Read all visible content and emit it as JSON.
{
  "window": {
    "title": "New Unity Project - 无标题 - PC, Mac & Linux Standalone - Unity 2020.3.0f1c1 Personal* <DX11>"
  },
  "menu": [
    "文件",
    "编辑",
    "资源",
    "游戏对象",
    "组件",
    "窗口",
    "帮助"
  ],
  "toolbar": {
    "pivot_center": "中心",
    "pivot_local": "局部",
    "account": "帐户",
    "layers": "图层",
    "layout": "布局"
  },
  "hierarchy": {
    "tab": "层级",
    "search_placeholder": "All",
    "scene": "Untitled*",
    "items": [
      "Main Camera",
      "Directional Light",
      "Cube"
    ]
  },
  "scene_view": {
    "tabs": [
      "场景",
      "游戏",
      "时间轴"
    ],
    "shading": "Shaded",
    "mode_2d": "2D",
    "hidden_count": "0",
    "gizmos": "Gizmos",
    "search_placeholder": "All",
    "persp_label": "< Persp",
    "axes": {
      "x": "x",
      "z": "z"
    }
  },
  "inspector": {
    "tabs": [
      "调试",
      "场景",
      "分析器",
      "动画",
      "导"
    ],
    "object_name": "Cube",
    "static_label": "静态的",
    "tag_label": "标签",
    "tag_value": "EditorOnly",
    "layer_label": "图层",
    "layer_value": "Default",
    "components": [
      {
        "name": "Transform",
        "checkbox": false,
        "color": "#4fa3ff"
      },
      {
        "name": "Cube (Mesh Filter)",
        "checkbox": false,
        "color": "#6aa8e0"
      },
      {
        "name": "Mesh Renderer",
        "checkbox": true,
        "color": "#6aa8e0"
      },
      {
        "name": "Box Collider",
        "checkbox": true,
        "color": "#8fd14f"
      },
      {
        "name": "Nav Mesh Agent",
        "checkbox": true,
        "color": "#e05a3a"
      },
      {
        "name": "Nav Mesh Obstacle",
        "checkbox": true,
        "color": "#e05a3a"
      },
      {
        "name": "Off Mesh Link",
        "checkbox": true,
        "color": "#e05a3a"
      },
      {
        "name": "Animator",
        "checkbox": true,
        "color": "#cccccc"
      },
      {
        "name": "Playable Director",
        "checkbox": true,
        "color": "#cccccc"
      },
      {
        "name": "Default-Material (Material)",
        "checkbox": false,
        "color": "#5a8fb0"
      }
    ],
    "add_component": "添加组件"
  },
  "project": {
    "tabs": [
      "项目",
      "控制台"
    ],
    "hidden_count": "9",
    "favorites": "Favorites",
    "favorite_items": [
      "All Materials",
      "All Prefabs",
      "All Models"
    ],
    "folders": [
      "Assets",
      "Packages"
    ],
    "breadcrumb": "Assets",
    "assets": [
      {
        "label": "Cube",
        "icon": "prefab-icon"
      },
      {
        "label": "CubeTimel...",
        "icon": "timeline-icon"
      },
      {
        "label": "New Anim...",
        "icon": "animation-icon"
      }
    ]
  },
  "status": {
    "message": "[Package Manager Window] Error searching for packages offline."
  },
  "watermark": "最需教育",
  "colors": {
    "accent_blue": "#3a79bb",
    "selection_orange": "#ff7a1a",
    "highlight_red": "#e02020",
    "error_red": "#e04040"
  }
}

## GIVEN INSTRUCTION:
Write out every line exactly as it stands.

## EXERCISE RESULT:
Read all visible content and emit it as JSON.
{
  "window": {
    "title": "New Unity Project - 无标题 - PC, Mac & Linux Standalone - Unity 2020.3.0f1c1 Personal* <DX11>"
  },
  "menu": [
    "文件",
    "编辑",
    "资源",
    "游戏对象",
    "组件",
    "窗口",
    "帮助"
  ],
  "toolbar": {
    "pivot_center": "中心",
    "pivot_local": "局部",
    "account": "帐户",
    "layers": "图层",
    "layout": "布局"
  },
  "hierarchy": {
    "tab": "层级",
    "search_placeholder": "All",
    "scene": "Untitled*",
    "items": [
      "Main Camera",
      "Directional Light",
      "Cube"
    ]
  },
  "scene_view": {
    "tabs": [
      "场景",
      "游戏",
      "时间轴"
    ],
    "shading": "Shaded",
    "mode_2d": "2D",
    "hidden_count": "0",
    "gizmos": "Gizmos",
    "search_placeholder": "All",
    "persp_label": "< Persp",
    "axes": {
      "x": "x",
      "z": "z"
    }
  },
  "inspector": {
    "tabs": [
      "调试",
      "场景",
      "分析器",
      "动画",
      "导"
    ],
    "object_name": "Cube",
    "static_label": "静态的",
    "tag_label": "标签",
    "tag_value": "EditorOnly",
    "layer_label": "图层",
    "layer_value": "Default",
    "components": [
      {
        "name": "Transform",
        "checkbox": false,
        "color": "#4fa3ff"
      },
      {
        "name": "Cube (Mesh Filter)",
        "checkbox": false,
        "color": "#6aa8e0"
      },
      {
        "name": "Mesh Renderer",
        "checkbox": true,
        "color": "#6aa8e0"
      },
      {
        "name": "Box Collider",
        "checkbox": true,
        "color": "#8fd14f"
      },
      {
        "name": "Nav Mesh Agent",
        "checkbox": true,
        "color": "#e05a3a"
      },
      {
        "name": "Nav Mesh Obstacle",
        "checkbox": true,
        "color": "#e05a3a"
      },
      {
        "name": "Off Mesh Link",
        "checkbox": true,
        "color": "#e05a3a"
      },
      {
        "name": "Animator",
        "checkbox": true,
        "color": "#cccccc"
      },
      {
        "name": "Playable Director",
        "checkbox": true,
        "color": "#cccccc"
      },
      {
        "name": "Default-Material (Material)",
        "checkbox": false,
        "color": "#5a8fb0"
      }
    ],
    "add_component": "添加组件"
  },
  "project": {
    "tabs": [
      "项目",
      "控制台"
    ],
    "hidden_count": "9",
    "favorites": "Favorites",
    "favorite_items": [
      "All Materials",
      "All Prefabs",
      "All Models"
    ],
    "folders": [
      "Assets",
      "Packages"
    ],
    "breadcrumb": "Assets",
    "assets": [
      {
        "label": "Cube",
        "icon": "prefab-icon"
      },
      {
        "label": "CubeTimel...",
        "icon": "timeline-icon"
      },
      {
        "label": "New Anim...",
        "icon": "animation-icon"
      }
    ]
  },
  "status": {
    "message": "[Package Manager Window] Error searching for packages offline."
  },
  "watermark": "最需教育",
  "colors": {
    "accent_blue": "#3a79bb",
    "selection_orange": "#ff7a1a",
    "highlight_red": "#e02020",
    "error_red": "#e04040"
  }
}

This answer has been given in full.